→ Work to complete
Repeat every entry word for word, but leave the images out of your copy.

━━━━━ Extracted records ━━━━━

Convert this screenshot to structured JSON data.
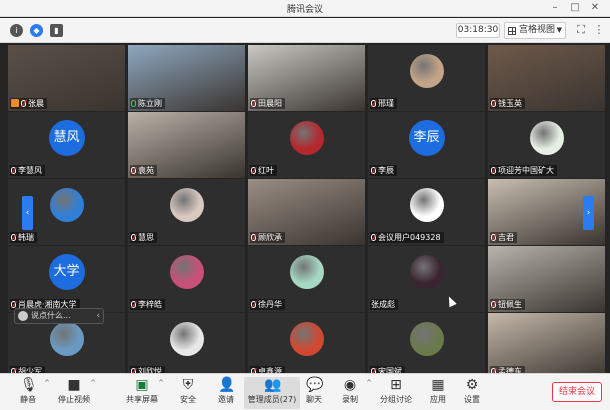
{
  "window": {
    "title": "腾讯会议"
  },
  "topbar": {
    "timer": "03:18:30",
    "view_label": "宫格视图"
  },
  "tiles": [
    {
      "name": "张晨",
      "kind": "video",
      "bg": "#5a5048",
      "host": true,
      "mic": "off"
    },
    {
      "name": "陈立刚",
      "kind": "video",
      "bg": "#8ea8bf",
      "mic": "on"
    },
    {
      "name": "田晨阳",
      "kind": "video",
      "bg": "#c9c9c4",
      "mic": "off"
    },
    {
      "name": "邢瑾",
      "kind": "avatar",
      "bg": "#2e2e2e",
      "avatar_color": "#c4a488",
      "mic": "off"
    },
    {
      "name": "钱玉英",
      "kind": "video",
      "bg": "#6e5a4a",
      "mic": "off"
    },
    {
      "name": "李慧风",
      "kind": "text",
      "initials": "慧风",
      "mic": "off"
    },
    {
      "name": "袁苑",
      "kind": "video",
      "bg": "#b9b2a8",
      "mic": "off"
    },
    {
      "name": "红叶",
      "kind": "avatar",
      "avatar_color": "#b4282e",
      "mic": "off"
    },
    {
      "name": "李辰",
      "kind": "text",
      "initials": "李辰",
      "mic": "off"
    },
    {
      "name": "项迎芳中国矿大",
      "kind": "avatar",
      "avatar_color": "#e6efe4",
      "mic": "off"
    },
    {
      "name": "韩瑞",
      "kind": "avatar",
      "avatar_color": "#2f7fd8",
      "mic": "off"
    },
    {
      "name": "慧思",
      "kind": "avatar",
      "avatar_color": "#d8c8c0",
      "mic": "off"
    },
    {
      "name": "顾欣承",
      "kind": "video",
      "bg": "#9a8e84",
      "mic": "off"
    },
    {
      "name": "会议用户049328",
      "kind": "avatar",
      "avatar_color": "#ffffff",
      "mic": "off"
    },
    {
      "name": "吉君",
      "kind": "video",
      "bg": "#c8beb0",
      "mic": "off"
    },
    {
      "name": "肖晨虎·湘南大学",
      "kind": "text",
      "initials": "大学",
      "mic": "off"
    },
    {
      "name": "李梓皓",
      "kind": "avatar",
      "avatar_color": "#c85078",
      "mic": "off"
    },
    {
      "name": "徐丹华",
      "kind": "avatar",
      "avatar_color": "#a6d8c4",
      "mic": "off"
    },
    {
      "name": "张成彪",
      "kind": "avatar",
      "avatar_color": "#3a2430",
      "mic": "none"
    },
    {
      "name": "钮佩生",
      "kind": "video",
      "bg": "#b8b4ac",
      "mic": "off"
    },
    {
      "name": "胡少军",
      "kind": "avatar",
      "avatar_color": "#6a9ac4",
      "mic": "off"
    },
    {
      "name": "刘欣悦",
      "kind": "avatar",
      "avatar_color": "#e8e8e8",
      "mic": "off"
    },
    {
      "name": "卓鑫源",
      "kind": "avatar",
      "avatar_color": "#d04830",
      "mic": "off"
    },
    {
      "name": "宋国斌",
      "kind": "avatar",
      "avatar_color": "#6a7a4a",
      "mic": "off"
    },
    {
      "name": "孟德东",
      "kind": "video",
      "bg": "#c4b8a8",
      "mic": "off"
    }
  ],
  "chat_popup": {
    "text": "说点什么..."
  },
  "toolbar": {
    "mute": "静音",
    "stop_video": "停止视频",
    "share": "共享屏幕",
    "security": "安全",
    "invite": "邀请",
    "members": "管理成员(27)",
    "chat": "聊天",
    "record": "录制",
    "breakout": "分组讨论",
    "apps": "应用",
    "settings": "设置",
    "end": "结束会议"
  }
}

━━━━━

→ Response to the task
Convert this screenshot to structured JSON data.
{
  "window": {
    "title": "腾讯会议"
  },
  "topbar": {
    "timer": "03:18:30",
    "view_label": "宫格视图"
  },
  "tiles": [
    {
      "name": "张晨",
      "kind": "video",
      "bg": "#5a5048",
      "host": true,
      "mic": "off"
    },
    {
      "name": "陈立刚",
      "kind": "video",
      "bg": "#8ea8bf",
      "mic": "on"
    },
    {
      "name": "田晨阳",
      "kind": "video",
      "bg": "#c9c9c4",
      "mic": "off"
    },
    {
      "name": "邢瑾",
      "kind": "avatar",
      "bg": "#2e2e2e",
      "avatar_color": "#c4a488",
      "mic": "off"
    },
    {
      "name": "钱玉英",
      "kind": "video",
      "bg": "#6e5a4a",
      "mic": "off"
    },
    {
      "name": "李慧风",
      "kind": "text",
      "initials": "慧风",
      "mic": "off"
    },
    {
      "name": "袁苑",
      "kind": "video",
      "bg": "#b9b2a8",
      "mic": "off"
    },
    {
      "name": "红叶",
      "kind": "avatar",
      "avatar_color": "#b4282e",
      "mic": "off"
    },
    {
      "name": "李辰",
      "kind": "text",
      "initials": "李辰",
      "mic": "off"
    },
    {
      "name": "项迎芳中国矿大",
      "kind": "avatar",
      "avatar_color": "#e6efe4",
      "mic": "off"
    },
    {
      "name": "韩瑞",
      "kind": "avatar",
      "avatar_color": "#2f7fd8",
      "mic": "off"
    },
    {
      "name": "慧思",
      "kind": "avatar",
      "avatar_color": "#d8c8c0",
      "mic": "off"
    },
    {
      "name": "顾欣承",
      "kind": "video",
      "bg": "#9a8e84",
      "mic": "off"
    },
    {
      "name": "会议用户049328",
      "kind": "avatar",
      "avatar_color": "#ffffff",
      "mic": "off"
    },
    {
      "name": "吉君",
      "kind": "video",
      "bg": "#c8beb0",
      "mic": "off"
    },
    {
      "name": "肖晨虎·湘南大学",
      "kind": "text",
      "initials": "大学",
      "mic": "off"
    },
    {
      "name": "李梓皓",
      "kind": "avatar",
      "avatar_color": "#c85078",
      "mic": "off"
    },
    {
      "name": "徐丹华",
      "kind": "avatar",
      "avatar_color": "#a6d8c4",
      "mic": "off"
    },
    {
      "name": "张成彪",
      "kind": "avatar",
      "avatar_color": "#3a2430",
      "mic": "none"
    },
    {
      "name": "钮佩生",
      "kind": "video",
      "bg": "#b8b4ac",
      "mic": "off"
    },
    {
      "name": "胡少军",
      "kind": "avatar",
      "avatar_color": "#6a9ac4",
      "mic": "off"
    },
    {
      "name": "刘欣悦",
      "kind": "avatar",
      "avatar_color": "#e8e8e8",
      "mic": "off"
    },
    {
      "name": "卓鑫源",
      "kind": "avatar",
      "avatar_color": "#d04830",
      "mic": "off"
    },
    {
      "name": "宋国斌",
      "kind": "avatar",
      "avatar_color": "#6a7a4a",
      "mic": "off"
    },
    {
      "name": "孟德东",
      "kind": "video",
      "bg": "#c4b8a8",
      "mic": "off"
    }
  ],
  "chat_popup": {
    "text": "说点什么..."
  },
  "toolbar": {
    "mute": "静音",
    "stop_video": "停止视频",
    "share": "共享屏幕",
    "security": "安全",
    "invite": "邀请",
    "members": "管理成员(27)",
    "chat": "聊天",
    "record": "录制",
    "breakout": "分组讨论",
    "apps": "应用",
    "settings": "设置",
    "end": "结束会议"
  }
}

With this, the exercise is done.